-- Start --

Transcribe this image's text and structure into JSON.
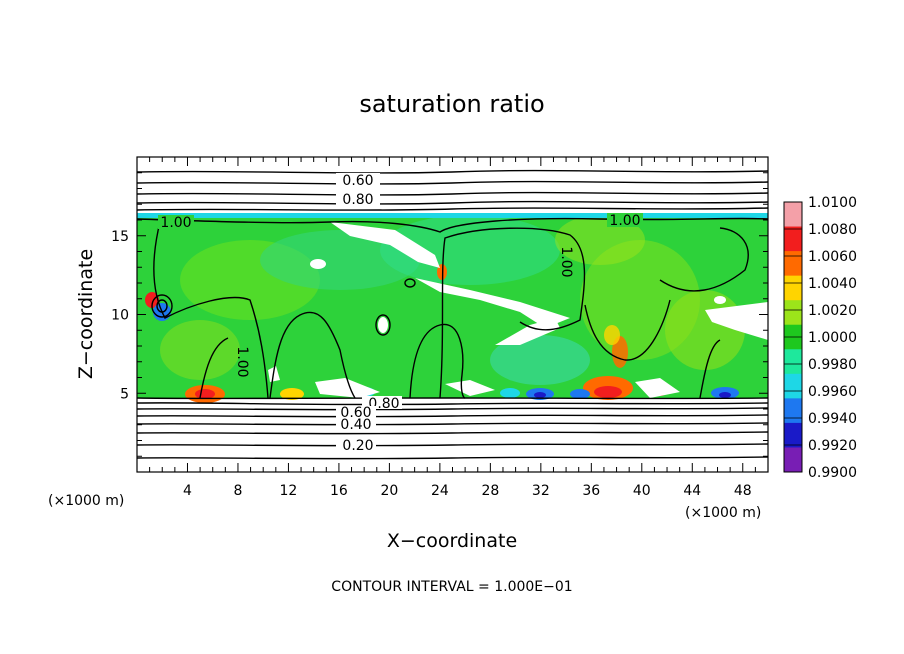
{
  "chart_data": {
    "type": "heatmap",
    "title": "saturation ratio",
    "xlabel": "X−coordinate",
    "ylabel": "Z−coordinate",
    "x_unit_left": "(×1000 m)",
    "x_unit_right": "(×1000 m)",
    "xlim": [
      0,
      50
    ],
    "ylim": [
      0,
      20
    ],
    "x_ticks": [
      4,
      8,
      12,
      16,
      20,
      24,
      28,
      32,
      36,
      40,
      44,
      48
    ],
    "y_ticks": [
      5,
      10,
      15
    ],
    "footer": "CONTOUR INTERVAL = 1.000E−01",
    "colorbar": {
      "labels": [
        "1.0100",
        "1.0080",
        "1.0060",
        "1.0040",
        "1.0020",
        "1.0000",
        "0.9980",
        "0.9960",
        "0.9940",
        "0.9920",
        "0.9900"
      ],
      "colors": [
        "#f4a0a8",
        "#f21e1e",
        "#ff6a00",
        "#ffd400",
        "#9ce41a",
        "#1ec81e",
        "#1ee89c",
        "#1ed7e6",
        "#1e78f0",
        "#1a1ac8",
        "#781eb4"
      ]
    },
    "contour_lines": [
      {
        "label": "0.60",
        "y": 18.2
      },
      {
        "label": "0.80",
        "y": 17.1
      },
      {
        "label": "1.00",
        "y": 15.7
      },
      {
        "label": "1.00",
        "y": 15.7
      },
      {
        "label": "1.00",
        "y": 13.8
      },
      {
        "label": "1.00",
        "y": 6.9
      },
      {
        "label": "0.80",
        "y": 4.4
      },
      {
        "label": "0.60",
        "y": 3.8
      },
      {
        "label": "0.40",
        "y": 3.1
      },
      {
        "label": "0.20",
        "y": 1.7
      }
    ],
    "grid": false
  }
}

-- End --

## GOAL:
Copy the lines from the entries above in which the word "coordinate" appears.

## CORRECT RESULT:
    "xlabel": "X−coordinate",
    "ylabel": "Z−coordinate",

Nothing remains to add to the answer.